----- Data to process -----

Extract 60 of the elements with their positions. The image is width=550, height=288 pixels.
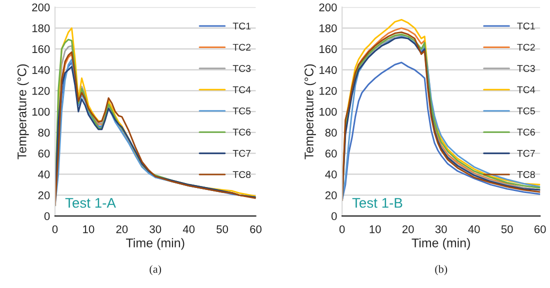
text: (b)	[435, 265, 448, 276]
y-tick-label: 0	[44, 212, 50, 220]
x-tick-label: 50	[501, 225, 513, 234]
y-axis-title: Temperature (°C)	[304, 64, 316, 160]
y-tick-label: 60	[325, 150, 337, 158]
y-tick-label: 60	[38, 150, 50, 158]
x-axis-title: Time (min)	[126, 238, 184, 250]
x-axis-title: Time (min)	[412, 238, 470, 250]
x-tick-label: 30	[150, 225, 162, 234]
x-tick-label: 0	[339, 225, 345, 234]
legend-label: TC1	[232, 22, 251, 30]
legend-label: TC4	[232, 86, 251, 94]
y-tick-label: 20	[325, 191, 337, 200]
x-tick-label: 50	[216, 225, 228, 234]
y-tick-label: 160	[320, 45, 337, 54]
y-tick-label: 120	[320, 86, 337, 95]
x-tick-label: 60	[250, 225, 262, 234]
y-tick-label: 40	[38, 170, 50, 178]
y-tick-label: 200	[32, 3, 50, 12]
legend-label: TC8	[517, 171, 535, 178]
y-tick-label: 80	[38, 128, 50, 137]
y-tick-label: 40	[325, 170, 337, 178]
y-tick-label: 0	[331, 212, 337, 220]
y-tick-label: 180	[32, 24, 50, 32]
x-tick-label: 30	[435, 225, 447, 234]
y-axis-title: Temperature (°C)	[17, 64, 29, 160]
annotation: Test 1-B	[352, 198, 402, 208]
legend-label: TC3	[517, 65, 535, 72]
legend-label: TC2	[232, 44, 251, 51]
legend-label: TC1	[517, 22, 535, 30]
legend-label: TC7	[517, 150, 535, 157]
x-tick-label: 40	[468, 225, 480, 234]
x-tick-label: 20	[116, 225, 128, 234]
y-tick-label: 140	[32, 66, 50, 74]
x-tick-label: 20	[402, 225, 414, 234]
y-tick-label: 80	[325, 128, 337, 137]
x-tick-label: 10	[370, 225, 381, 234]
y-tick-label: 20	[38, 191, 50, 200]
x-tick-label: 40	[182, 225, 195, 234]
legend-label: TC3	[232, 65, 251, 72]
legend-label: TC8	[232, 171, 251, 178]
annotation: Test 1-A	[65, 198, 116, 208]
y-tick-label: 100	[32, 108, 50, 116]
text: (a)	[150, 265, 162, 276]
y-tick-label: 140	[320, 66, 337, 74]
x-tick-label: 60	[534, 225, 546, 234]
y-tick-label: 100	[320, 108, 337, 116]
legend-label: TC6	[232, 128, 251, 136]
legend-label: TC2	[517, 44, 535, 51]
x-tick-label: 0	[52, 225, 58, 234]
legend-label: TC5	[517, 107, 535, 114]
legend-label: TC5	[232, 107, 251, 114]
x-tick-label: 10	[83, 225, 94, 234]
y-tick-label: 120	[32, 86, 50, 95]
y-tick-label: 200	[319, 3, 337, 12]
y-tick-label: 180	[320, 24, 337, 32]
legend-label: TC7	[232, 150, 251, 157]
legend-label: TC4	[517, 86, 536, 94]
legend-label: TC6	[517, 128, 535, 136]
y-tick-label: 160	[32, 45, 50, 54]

-----

**Problem requirements**
List each line of the items above that contains the string "Test". Matching is case-sensitive.

**Exercise result**
annotation: Test 1-B	[352, 198, 402, 208]
annotation: Test 1-A	[65, 198, 116, 208]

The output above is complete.